Records from a dataset
===
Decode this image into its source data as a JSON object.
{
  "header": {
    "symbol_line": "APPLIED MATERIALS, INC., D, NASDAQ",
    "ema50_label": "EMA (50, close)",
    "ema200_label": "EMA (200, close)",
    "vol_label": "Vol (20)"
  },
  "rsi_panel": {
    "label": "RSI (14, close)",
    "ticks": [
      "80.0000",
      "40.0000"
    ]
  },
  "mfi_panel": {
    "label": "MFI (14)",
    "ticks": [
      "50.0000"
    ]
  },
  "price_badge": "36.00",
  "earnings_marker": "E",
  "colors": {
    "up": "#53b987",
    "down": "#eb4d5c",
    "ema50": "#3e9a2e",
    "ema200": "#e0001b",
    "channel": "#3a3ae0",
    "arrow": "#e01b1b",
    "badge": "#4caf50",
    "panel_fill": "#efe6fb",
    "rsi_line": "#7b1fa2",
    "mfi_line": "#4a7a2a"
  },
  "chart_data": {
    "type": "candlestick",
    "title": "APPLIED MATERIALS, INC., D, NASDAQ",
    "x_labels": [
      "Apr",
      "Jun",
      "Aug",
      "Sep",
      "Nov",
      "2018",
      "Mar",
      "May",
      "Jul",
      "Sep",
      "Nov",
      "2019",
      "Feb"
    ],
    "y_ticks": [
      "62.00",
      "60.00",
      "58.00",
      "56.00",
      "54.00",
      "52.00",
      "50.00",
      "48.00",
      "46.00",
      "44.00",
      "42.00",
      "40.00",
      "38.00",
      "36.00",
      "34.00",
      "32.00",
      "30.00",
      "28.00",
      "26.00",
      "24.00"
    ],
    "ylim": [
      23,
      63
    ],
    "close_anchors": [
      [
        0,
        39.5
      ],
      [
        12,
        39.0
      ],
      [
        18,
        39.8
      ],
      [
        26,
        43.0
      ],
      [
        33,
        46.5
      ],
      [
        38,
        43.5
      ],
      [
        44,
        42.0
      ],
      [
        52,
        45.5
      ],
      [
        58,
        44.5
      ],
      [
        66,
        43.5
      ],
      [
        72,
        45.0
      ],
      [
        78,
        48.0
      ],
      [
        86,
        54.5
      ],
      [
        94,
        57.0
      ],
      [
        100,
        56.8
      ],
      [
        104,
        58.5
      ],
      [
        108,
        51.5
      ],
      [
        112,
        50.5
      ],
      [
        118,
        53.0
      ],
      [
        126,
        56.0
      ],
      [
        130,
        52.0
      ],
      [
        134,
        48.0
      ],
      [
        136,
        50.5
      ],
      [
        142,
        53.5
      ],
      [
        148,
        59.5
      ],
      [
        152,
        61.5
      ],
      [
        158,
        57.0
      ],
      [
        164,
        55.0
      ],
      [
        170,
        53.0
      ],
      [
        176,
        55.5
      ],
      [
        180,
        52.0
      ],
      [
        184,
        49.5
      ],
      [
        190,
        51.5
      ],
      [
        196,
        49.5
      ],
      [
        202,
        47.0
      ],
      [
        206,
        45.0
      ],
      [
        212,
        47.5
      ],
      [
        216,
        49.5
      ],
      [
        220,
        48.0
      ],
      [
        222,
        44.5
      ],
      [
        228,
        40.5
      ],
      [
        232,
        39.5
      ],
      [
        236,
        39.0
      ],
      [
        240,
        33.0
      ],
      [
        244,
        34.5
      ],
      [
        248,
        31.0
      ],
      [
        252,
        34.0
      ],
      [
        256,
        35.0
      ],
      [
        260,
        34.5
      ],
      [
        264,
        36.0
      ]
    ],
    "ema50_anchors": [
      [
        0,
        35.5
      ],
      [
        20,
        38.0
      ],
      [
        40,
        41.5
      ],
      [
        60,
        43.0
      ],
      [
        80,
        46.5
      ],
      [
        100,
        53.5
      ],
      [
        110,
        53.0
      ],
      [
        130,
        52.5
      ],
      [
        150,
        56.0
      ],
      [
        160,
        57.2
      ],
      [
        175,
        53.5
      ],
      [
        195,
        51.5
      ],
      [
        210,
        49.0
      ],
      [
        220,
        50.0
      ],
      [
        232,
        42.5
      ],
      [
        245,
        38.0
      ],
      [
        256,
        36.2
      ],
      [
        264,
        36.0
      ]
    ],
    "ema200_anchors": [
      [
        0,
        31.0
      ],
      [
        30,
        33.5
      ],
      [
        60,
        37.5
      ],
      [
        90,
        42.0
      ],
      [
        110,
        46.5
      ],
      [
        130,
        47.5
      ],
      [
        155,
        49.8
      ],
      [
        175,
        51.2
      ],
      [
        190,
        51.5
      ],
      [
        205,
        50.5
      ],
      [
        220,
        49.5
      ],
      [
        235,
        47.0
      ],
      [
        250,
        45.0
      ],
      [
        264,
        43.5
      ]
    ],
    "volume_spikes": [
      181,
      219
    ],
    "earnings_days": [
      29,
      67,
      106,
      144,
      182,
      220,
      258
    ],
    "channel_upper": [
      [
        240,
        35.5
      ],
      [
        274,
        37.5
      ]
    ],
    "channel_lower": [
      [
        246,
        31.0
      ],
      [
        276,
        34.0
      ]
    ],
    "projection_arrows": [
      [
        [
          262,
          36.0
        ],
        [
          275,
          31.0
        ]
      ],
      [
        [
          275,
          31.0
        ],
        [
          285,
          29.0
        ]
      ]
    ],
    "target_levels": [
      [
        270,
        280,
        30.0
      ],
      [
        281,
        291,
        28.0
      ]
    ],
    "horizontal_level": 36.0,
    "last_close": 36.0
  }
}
===
» EXERCISE REQUIREMENTS: Pull out and copy each line containing the string "APPLIED".

» TASK RESPONSE:
    "symbol_line": "APPLIED MATERIALS, INC., D, NASDAQ",
    "title": "APPLIED MATERIALS, INC., D, NASDAQ",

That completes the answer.